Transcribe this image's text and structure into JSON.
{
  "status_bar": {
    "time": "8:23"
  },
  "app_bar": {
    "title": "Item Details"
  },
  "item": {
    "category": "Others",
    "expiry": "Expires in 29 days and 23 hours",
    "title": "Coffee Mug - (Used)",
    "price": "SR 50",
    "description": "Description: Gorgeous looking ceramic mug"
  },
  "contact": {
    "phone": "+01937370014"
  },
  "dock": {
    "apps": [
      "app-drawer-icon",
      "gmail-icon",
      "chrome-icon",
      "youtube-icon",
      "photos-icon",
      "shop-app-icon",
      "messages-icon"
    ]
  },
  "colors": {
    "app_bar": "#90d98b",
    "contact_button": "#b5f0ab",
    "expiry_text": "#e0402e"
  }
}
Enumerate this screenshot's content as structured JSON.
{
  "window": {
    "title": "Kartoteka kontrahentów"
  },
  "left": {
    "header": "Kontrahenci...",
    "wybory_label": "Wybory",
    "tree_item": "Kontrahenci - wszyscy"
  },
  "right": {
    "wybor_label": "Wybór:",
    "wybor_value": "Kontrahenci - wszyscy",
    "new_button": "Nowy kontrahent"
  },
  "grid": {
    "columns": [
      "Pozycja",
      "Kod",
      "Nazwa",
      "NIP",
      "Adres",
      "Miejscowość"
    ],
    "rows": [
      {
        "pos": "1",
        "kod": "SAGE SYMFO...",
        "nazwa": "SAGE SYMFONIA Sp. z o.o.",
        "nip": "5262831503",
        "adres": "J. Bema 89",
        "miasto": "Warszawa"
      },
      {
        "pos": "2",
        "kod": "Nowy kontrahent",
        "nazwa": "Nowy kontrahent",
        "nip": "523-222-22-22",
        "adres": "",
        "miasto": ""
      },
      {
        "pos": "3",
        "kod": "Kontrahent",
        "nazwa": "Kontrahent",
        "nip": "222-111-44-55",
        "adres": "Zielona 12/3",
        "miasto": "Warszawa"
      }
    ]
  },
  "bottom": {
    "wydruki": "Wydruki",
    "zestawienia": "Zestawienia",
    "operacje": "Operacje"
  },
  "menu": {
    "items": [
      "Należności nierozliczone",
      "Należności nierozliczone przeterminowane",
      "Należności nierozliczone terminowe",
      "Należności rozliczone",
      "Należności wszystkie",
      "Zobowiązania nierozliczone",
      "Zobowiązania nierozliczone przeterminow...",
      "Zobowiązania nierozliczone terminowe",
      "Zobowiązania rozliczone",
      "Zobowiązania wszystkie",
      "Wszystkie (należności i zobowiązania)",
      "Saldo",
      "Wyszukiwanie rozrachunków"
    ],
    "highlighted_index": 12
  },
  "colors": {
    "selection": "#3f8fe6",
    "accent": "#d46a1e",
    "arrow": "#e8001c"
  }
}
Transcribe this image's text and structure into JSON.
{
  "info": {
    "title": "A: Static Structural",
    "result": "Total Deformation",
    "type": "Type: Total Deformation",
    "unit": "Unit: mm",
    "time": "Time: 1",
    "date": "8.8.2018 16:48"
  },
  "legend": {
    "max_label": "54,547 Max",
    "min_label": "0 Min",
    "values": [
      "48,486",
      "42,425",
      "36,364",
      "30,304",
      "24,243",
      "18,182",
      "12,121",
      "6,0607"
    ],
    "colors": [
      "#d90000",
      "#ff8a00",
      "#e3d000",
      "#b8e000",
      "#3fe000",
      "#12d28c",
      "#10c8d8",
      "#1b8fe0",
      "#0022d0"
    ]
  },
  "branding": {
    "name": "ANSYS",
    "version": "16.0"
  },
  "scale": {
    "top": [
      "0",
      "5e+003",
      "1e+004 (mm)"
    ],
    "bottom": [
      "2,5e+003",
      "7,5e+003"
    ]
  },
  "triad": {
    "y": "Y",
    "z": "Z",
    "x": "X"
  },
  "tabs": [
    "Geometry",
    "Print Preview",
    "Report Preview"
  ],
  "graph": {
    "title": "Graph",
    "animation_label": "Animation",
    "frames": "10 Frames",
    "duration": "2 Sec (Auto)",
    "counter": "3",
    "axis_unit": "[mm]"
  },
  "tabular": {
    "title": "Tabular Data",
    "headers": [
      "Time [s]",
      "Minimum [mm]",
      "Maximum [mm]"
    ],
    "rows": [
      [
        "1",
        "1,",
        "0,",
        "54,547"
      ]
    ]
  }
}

> [Set problem]: Above are some records; extract every one of them exactly.

> [Written answer]:
Transcribe this image's text and structure into JSON.
{
  "status_bar": {
    "time": "8:23"
  },
  "app_bar": {
    "title": "Item Details"
  },
  "item": {
    "category": "Others",
    "expiry": "Expires in 29 days and 23 hours",
    "title": "Coffee Mug - (Used)",
    "price": "SR 50",
    "description": "Description: Gorgeous looking ceramic mug"
  },
  "contact": {
    "phone": "+01937370014"
  },
  "dock": {
    "apps": [
      "app-drawer-icon",
      "gmail-icon",
      "chrome-icon",
      "youtube-icon",
      "photos-icon",
      "shop-app-icon",
      "messages-icon"
    ]
  },
  "colors": {
    "app_bar": "#90d98b",
    "contact_button": "#b5f0ab",
    "expiry_text": "#e0402e"
  }
}
Enumerate this screenshot's content as structured JSON.
{
  "window": {
    "title": "Kartoteka kontrahentów"
  },
  "left": {
    "header": "Kontrahenci...",
    "wybory_label": "Wybory",
    "tree_item": "Kontrahenci - wszyscy"
  },
  "right": {
    "wybor_label": "Wybór:",
    "wybor_value": "Kontrahenci - wszyscy",
    "new_button": "Nowy kontrahent"
  },
  "grid": {
    "columns": [
      "Pozycja",
      "Kod",
      "Nazwa",
      "NIP",
      "Adres",
      "Miejscowość"
    ],
    "rows": [
      {
        "pos": "1",
        "kod": "SAGE SYMFO...",
        "nazwa": "SAGE SYMFONIA Sp. z o.o.",
        "nip": "5262831503",
        "adres": "J. Bema 89",
        "miasto": "Warszawa"
      },
      {
        "pos": "2",
        "kod": "Nowy kontrahent",
        "nazwa": "Nowy kontrahent",
        "nip": "523-222-22-22",
        "adres": "",
        "miasto": ""
      },
      {
        "pos": "3",
        "kod": "Kontrahent",
        "nazwa": "Kontrahent",
        "nip": "222-111-44-55",
        "adres": "Zielona 12/3",
        "miasto": "Warszawa"
      }
    ]
  },
  "bottom": {
    "wydruki": "Wydruki",
    "zestawienia": "Zestawienia",
    "operacje": "Operacje"
  },
  "menu": {
    "items": [
      "Należności nierozliczone",
      "Należności nierozliczone przeterminowane",
      "Należności nierozliczone terminowe",
      "Należności rozliczone",
      "Należności wszystkie",
      "Zobowiązania nierozliczone",
      "Zobowiązania nierozliczone przeterminow...",
      "Zobowiązania nierozliczone terminowe",
      "Zobowiązania rozliczone",
      "Zobowiązania wszystkie",
      "Wszystkie (należności i zobowiązania)",
      "Saldo",
      "Wyszukiwanie rozrachunków"
    ],
    "highlighted_index": 12
  },
  "colors": {
    "selection": "#3f8fe6",
    "accent": "#d46a1e",
    "arrow": "#e8001c"
  }
}
Transcribe this image's text and structure into JSON.
{
  "info": {
    "title": "A: Static Structural",
    "result": "Total Deformation",
    "type": "Type: Total Deformation",
    "unit": "Unit: mm",
    "time": "Time: 1",
    "date": "8.8.2018 16:48"
  },
  "legend": {
    "max_label": "54,547 Max",
    "min_label": "0 Min",
    "values": [
      "48,486",
      "42,425",
      "36,364",
      "30,304",
      "24,243",
      "18,182",
      "12,121",
      "6,0607"
    ],
    "colors": [
      "#d90000",
      "#ff8a00",
      "#e3d000",
      "#b8e000",
      "#3fe000",
      "#12d28c",
      "#10c8d8",
      "#1b8fe0",
      "#0022d0"
    ]
  },
  "branding": {
    "name": "ANSYS",
    "version": "16.0"
  },
  "scale": {
    "top": [
      "0",
      "5e+003",
      "1e+004 (mm)"
    ],
    "bottom": [
      "2,5e+003",
      "7,5e+003"
    ]
  },
  "triad": {
    "y": "Y",
    "z": "Z",
    "x": "X"
  },
  "tabs": [
    "Geometry",
    "Print Preview",
    "Report Preview"
  ],
  "graph": {
    "title": "Graph",
    "animation_label": "Animation",
    "frames": "10 Frames",
    "duration": "2 Sec (Auto)",
    "counter": "3",
    "axis_unit": "[mm]"
  },
  "tabular": {
    "title": "Tabular Data",
    "headers": [
      "Time [s]",
      "Minimum [mm]",
      "Maximum [mm]"
    ],
    "rows": [
      [
        "1",
        "1,",
        "0,",
        "54,547"
      ]
    ]
  }
}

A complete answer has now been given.